Продолжая тему Умберто Эко. В ходе встречи Евгений Германович рассказал несколько историй, связанных с этим писателем. Вот коротко еще парочка:

— Однажды Умберто Эко и меня пригласили на один книжный фестиваль в Италии. Моя издательница говорит: надо ему подарить книгу и подписать: «Умберто Эко от русского Умберто Эко». Я предложил иной вариант: «От русского Умберто Эко – итальянскому Умберто Эко». Издательница сказала, что это уже хамство. Ну я и подписал, как она сказала. А когда мы встречались. Я ему объяснял, почему я — не он. Что с огромным уважением отношусь к тому что он делает, но сам-то занимаюсь совсем другими вещами. Умберто Эко интересует, в первую очередь история, а меня, выражаясь по-лермонтовски, история души. Это разные вещи.

— В Эдинбурге на книжном фестивале писатели выступали перед публикой по двое. Меня поставили с одним англичанином. Спрашиваю организаторов, почему именно так пару сформировали? А мне говорят: «Да он английский Умберто Эко». И тут я почувствовал, что тут как с сыновьями лейтенанта Шмидта!

Сергей Мансков, конечно, очень хотел задать еще 452 вопроса, но журналист Сергей Зюзин так настойчиво тянул руку, что отказать ему было невозможно: «Как вы относитесь к такому явлению, как союзы писателей?»

— Очень актуальный вопрос. Та ситуация, которая сейчас сложилась в нашей стране, ненормальна и долго существовать не может. У меня сложные отношения к союзам писателей. Я туда не вступал: мне всегда казалось, что писатель – существо одинокое. А пару лет назад меня попросили вступить в питерский союз писателей: сказали, когда для тебя это имело значение, ты не просился и это достойно. А сейчас, когда не имеет значения, вступи, потому что так легче просить помощи каким-то престарелым писателям, которые уже не имеют сил и нуждаются. Я подумал и вступил вопреки своим принципам. И стал думать о его судьбе. Союзов много и все они условно делятся на патриотические и демократические. Хотя по факту там в каждом смешение всего и вся. Союзы писателей есть во всем мире, но они не идеологические, а профессиональные. И нужно бы создать у нас один союз писателей – именно профессиональный. Конечно, это сложная процедура – кто писатель а кто нет, кто это будет определять и как? Материя слишком тонкая. Но проблема не только в этом: у нас есть законы о каких угодно профессиях. А о писателях нет. И нет такой профессии официально! Но у нас многие пишут профессионально и зарабатывают тем себе на жизнь, по крайней мере, пытаются. А у писателя может закончиться фантазия, он перестанет писать, — а жить ему на что-то надо. В других профессиях существует пенсия. А у писателей — нет. Вот если бы был некий институт, который бы говорил с властями от лица всех писателей и защищал их интересы, это бы имело смысл. Вот к этому нужно идти – от идеологических союзов к профессиональному. А идеологические разногласия или согласия – это в журналах, на публичных встречах пусть обсуждается. Но зачем во имя этого делать союз писателей?!

(Данные о позициях элементов)
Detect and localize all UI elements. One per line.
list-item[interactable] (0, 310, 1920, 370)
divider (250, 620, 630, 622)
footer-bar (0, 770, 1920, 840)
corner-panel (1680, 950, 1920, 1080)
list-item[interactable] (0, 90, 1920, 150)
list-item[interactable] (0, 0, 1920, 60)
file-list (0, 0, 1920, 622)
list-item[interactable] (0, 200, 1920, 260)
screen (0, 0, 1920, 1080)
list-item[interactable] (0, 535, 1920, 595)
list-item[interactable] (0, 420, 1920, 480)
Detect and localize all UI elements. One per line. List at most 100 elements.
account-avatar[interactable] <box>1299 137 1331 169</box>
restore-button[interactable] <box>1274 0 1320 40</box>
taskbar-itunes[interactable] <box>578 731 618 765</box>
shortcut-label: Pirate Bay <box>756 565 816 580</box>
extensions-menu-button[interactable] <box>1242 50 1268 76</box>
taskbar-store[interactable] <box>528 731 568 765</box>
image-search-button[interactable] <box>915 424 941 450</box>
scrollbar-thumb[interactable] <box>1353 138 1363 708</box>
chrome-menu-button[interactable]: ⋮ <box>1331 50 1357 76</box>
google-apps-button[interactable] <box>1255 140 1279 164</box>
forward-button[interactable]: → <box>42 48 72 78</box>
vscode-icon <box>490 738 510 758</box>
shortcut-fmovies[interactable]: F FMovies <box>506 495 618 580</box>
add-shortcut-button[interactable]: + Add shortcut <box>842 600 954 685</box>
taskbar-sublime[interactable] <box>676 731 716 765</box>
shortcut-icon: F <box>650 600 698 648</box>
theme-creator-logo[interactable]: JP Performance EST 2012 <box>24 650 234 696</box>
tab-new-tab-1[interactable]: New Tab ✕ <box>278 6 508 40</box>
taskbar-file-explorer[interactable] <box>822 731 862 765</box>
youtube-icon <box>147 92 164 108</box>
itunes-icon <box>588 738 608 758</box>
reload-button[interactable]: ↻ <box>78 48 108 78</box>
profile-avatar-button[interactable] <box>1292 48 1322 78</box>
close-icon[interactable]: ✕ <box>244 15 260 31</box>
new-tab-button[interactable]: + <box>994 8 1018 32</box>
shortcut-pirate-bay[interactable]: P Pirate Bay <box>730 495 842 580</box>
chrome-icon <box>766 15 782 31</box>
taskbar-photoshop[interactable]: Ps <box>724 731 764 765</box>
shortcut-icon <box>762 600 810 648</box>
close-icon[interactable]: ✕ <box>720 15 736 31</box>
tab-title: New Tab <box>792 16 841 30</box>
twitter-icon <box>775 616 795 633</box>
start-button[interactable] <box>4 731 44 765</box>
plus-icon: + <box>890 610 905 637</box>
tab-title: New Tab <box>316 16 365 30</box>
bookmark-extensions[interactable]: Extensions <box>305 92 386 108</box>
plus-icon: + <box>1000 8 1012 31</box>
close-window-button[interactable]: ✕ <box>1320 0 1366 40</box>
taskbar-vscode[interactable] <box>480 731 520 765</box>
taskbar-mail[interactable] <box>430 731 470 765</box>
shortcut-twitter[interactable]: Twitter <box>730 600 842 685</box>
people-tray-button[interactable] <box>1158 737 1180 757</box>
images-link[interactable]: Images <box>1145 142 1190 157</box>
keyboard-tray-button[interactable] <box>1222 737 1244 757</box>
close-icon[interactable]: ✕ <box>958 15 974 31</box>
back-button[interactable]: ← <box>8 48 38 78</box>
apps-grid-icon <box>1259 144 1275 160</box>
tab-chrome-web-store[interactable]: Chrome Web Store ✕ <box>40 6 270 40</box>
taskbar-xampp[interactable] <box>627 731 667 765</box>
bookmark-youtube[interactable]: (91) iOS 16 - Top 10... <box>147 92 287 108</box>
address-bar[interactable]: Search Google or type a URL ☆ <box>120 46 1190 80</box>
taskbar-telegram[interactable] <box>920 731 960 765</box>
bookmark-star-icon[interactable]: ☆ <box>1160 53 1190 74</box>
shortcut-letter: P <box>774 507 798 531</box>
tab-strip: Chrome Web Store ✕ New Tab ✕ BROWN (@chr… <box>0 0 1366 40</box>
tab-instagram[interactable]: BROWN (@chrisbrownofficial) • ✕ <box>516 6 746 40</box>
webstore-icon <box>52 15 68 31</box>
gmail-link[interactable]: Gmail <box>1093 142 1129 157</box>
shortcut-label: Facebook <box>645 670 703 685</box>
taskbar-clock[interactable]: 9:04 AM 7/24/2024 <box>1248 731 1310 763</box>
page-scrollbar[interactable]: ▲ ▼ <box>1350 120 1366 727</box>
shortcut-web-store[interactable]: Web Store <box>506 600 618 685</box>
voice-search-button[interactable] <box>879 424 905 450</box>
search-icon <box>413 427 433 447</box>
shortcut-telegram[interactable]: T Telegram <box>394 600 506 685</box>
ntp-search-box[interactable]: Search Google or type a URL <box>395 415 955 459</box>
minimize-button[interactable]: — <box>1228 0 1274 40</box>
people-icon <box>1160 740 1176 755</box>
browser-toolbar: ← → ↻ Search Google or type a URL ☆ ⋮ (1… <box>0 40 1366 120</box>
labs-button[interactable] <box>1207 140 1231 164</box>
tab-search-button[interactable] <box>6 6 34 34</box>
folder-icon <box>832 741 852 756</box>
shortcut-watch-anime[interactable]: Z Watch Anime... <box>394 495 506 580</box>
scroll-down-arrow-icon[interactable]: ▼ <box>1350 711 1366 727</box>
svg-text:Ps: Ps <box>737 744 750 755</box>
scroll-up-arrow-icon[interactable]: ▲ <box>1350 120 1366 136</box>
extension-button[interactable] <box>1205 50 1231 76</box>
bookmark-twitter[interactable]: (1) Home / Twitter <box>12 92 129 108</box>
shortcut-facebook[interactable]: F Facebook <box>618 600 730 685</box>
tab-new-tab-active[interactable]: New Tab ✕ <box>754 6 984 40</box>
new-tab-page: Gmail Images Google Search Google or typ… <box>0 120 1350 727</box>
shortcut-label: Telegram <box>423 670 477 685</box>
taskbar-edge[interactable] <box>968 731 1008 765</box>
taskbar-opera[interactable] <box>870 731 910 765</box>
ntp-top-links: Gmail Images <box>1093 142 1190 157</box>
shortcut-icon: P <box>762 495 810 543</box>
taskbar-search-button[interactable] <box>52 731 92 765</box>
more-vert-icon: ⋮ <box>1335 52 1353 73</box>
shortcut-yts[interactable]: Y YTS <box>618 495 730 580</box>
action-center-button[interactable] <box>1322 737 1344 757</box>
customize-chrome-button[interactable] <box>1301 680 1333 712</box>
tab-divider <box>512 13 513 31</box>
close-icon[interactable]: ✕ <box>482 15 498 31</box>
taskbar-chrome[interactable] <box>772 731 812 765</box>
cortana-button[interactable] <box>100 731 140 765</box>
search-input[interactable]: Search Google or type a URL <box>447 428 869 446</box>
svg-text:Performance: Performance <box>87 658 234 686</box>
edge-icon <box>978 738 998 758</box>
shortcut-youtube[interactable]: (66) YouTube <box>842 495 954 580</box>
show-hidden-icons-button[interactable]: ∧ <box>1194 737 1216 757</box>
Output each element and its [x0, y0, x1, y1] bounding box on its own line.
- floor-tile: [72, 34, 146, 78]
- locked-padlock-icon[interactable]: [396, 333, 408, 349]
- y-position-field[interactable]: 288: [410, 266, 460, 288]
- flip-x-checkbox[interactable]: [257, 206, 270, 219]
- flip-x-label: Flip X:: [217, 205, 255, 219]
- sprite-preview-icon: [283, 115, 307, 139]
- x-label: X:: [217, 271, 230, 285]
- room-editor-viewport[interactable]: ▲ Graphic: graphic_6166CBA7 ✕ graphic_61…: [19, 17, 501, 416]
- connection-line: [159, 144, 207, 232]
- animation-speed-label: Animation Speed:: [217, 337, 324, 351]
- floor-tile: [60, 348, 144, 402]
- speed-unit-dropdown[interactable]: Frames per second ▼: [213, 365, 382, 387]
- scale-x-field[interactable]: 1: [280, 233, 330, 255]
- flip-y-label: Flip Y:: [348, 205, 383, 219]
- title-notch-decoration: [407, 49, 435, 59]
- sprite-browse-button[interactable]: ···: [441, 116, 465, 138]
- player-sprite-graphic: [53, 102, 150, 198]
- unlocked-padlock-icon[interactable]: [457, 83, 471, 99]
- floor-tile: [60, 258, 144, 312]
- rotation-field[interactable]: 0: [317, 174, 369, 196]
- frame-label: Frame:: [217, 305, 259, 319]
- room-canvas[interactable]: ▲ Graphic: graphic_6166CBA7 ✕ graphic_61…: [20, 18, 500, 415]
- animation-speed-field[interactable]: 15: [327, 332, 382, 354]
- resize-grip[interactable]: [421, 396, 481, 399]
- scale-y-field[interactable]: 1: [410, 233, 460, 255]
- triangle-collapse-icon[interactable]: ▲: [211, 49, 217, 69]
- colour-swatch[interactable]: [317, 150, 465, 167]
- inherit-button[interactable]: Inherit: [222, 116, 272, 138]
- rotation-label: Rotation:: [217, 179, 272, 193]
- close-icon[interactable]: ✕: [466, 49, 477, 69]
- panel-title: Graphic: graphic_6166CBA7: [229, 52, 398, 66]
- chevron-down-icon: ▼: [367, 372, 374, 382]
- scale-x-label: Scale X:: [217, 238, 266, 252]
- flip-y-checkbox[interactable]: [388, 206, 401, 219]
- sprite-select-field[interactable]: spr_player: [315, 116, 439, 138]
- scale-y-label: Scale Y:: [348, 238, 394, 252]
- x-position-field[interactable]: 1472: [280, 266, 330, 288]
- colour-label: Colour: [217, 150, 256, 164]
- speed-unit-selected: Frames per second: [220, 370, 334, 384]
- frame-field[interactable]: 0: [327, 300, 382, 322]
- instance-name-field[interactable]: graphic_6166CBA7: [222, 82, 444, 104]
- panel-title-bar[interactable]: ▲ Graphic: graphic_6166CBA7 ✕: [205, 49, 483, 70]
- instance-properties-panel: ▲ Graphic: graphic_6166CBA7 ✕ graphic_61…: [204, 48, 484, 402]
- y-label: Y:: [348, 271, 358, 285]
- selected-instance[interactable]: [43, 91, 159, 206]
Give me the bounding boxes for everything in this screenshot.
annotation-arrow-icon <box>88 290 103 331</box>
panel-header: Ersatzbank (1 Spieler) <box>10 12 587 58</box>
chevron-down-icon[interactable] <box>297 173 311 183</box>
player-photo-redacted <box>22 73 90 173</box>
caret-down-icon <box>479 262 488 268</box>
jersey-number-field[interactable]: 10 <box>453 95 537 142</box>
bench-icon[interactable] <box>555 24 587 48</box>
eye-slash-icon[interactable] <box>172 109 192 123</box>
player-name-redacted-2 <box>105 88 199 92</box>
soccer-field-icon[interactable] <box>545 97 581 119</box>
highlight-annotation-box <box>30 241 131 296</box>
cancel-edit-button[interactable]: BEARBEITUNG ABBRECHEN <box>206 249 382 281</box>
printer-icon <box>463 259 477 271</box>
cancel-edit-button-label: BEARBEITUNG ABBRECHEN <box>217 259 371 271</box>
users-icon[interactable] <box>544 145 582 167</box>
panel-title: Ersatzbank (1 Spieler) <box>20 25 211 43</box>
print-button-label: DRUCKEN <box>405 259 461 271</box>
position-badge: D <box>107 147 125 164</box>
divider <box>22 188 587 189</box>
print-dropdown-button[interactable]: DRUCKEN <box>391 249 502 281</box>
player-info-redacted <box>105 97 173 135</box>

Задание: Допишите продолжение текста о встрече с Евгением Германовичем, начав сразу после его последней фразы о союзе писателей. Эти данные здесь ни на что не влияют.

Письменный ответ:
Потом были другие вопросы из зала, и каждый, — что вопрос, что ответ, были глубокими, порой, только отталкивающимися от литературы: Евгений Германович говорил о культуре, религии, истории и времени. Кстати, о времени. В ходе беседы он рассказал случай, который произошел у него с другом, писателем Алексеем Варламовым:

— Получаю от него sms: «Студентка сдает современную литературу, отвечает по «Лавру». Она его читала, говорит, плакала неделю. Я ее спросил, в каком веке происходит действие. И она не может ответить. Что ей ставить?» Я срочно пишу: «Леша, времени нет. Ставь 5»!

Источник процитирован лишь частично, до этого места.